What is asked
Can you format every line of the material below as a Markdown table with the columns "Row" and "Line", numbering each row and skipping blank lines? Leave the pictures out of the answer.

Stored entries:
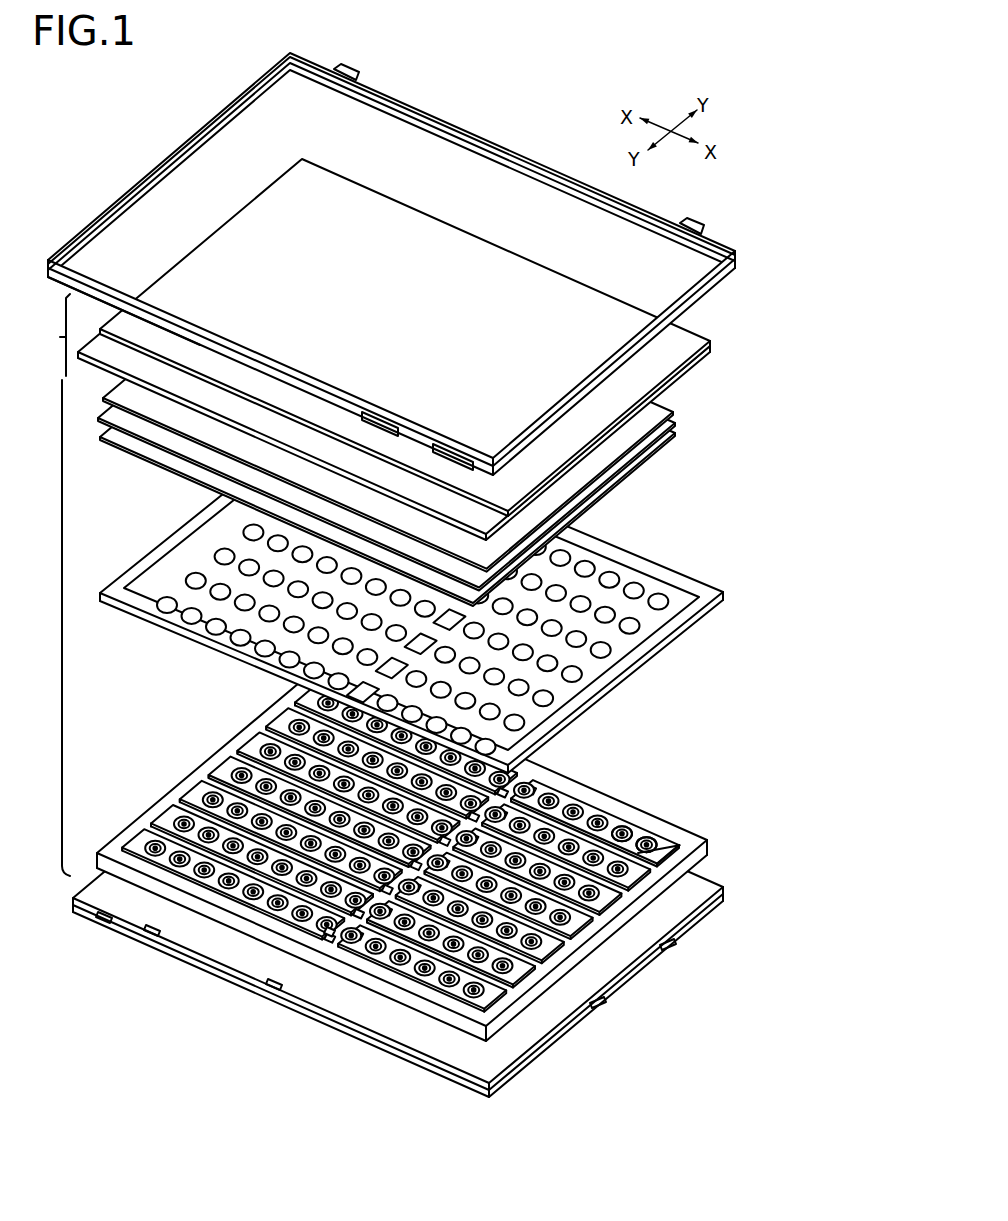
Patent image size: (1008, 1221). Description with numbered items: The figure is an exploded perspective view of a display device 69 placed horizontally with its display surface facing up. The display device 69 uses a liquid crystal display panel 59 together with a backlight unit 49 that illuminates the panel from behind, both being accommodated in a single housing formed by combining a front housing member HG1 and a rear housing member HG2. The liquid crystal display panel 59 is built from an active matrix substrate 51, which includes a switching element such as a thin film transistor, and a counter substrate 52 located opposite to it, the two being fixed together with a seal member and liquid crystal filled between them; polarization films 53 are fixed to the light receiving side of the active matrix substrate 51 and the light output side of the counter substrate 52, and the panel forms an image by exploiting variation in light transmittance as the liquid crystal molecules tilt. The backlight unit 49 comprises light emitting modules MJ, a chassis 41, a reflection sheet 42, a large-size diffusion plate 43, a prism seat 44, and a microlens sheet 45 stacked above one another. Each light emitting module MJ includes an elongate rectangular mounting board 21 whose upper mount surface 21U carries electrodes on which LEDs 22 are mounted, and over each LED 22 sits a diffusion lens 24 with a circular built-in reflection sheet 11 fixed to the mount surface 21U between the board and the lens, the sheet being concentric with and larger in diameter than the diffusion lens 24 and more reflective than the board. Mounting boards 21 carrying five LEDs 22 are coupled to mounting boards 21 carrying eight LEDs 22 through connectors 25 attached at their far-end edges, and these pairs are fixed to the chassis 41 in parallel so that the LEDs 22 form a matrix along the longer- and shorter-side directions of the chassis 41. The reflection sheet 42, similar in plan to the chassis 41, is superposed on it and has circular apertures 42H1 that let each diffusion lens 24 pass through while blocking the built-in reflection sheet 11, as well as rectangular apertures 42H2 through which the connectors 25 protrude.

The display device 69 is at (162, 138).
The front housing member HG1 is at (54, 258).
The polarization film 53 is at (390, 349).
The counter substrate 52 is at (101, 328).
The active matrix substrate 51 is at (92, 331).
The liquid crystal display panel 59 is at (53, 335).
The microlens sheet 45 is at (103, 397).
The prism seat 44 is at (98, 419).
The large-size diffusion plate 43 is at (100, 438).
The reflection sheet 42 is at (396, 596).
The aperture 42H1 is at (226, 549).
The rectangular aperture 42H2 is at (286, 688).
The backlight unit 49 is at (52, 628).
The chassis 41 is at (97, 853).
The mounting board 21 is at (700, 845).
The mount surface 21U is at (668, 844).
The LED 22 is at (659, 836).
The diffusion lens 24 is at (641, 838).
The built-in reflection sheet 11 is at (665, 842).
The light emitting module MJ is at (736, 818).
The connector 25 is at (338, 940).
The rear housing member HG2 is at (73, 903).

Reply
| Row | Line |
|---|---|
| 1 | Patent image size: (1008, 1221). Description with numbered items: The figure is an exploded perspective view of a display device 69 placed horizontally with its display surface facing up. The display device 69 uses a liquid crystal display panel 59 together with a backlight unit 49 that illuminates the panel from behind, both being accommodated in a single housing formed by combining a front housing member HG1 and a rear housing member HG2. The liquid crystal display panel 59 is built from an active matrix substrate 51, which includes a switching element such as a thin film transistor, and a counter substrate 52 located opposite to it, the two being fixed together with a seal member and liquid crystal filled between them; polarization films 53 are fixed to the light receiving side of the active matrix substrate 51 and the light output side of the counter substrate 52, and the panel forms an image by exploiting variation in light transmittance as the liquid crystal molecules tilt. The backlight unit 49 comprises light emitting modules MJ, a chassis 41, a reflection sheet 42, a large-size diffusion plate 43, a prism seat 44, and a microlens sheet 45 stacked above one another. Each light emitting module MJ includes an elongate rectangular mounting board 21 whose upper mount surface 21U carries electrodes on which LEDs 22 are mounted, and over each LED 22 sits a diffusion lens 24 with a circular built-in reflection sheet 11 fixed to the mount surface 21U between the board and the lens, the sheet being concentric with and larger in diameter than the diffusion lens 24 and more reflective than the board. Mounting boards 21 carrying five LEDs 22 are coupled to mounting boards 21 carrying eight LEDs 22 through connectors 25 attached at their far-end edges, and these pairs are fixed to the chassis 41 in parallel so that the LEDs 22 form a matrix along the longer- and shorter-side directions of the chassis 41. The reflection sheet 42, similar in plan to the chassis 41, is superposed on it and has circular apertures 42H1 that let each diffusion lens 24 pass through while blocking the built-in reflection sheet 11, as well as rectangular apertures 42H2 through which the connectors 25 protrude. |
| 2 | The display device 69 is at (162, 138). |
| 3 | The front housing member HG1 is at (54, 258). |
| 4 | The polarization film 53 is at (390, 349). |
| 5 | The counter substrate 52 is at (101, 328). |
| 6 | The active matrix substrate 51 is at (92, 331). |
| 7 | The liquid crystal display panel 59 is at (53, 335). |
| 8 | The microlens sheet 45 is at (103, 397). |
| 9 | The prism seat 44 is at (98, 419). |
| 10 | The large-size diffusion plate 43 is at (100, 438). |
| 11 | The reflection sheet 42 is at (396, 596). |
| 12 | The aperture 42H1 is at (226, 549). |
| 13 | The rectangular aperture 42H2 is at (286, 688). |
| 14 | The backlight unit 49 is at (52, 628). |
| 15 | The chassis 41 is at (97, 853). |
| 16 | The mounting board 21 is at (700, 845). |
| 17 | The mount surface 21U is at (668, 844). |
| 18 | The LED 22 is at (659, 836). |
| 19 | The diffusion lens 24 is at (641, 838). |
| 20 | The built-in reflection sheet 11 is at (665, 842). |
| 21 | The light emitting module MJ is at (736, 818). |
| 22 | The connector 25 is at (338, 940). |
| 23 | The rear housing member HG2 is at (73, 903). |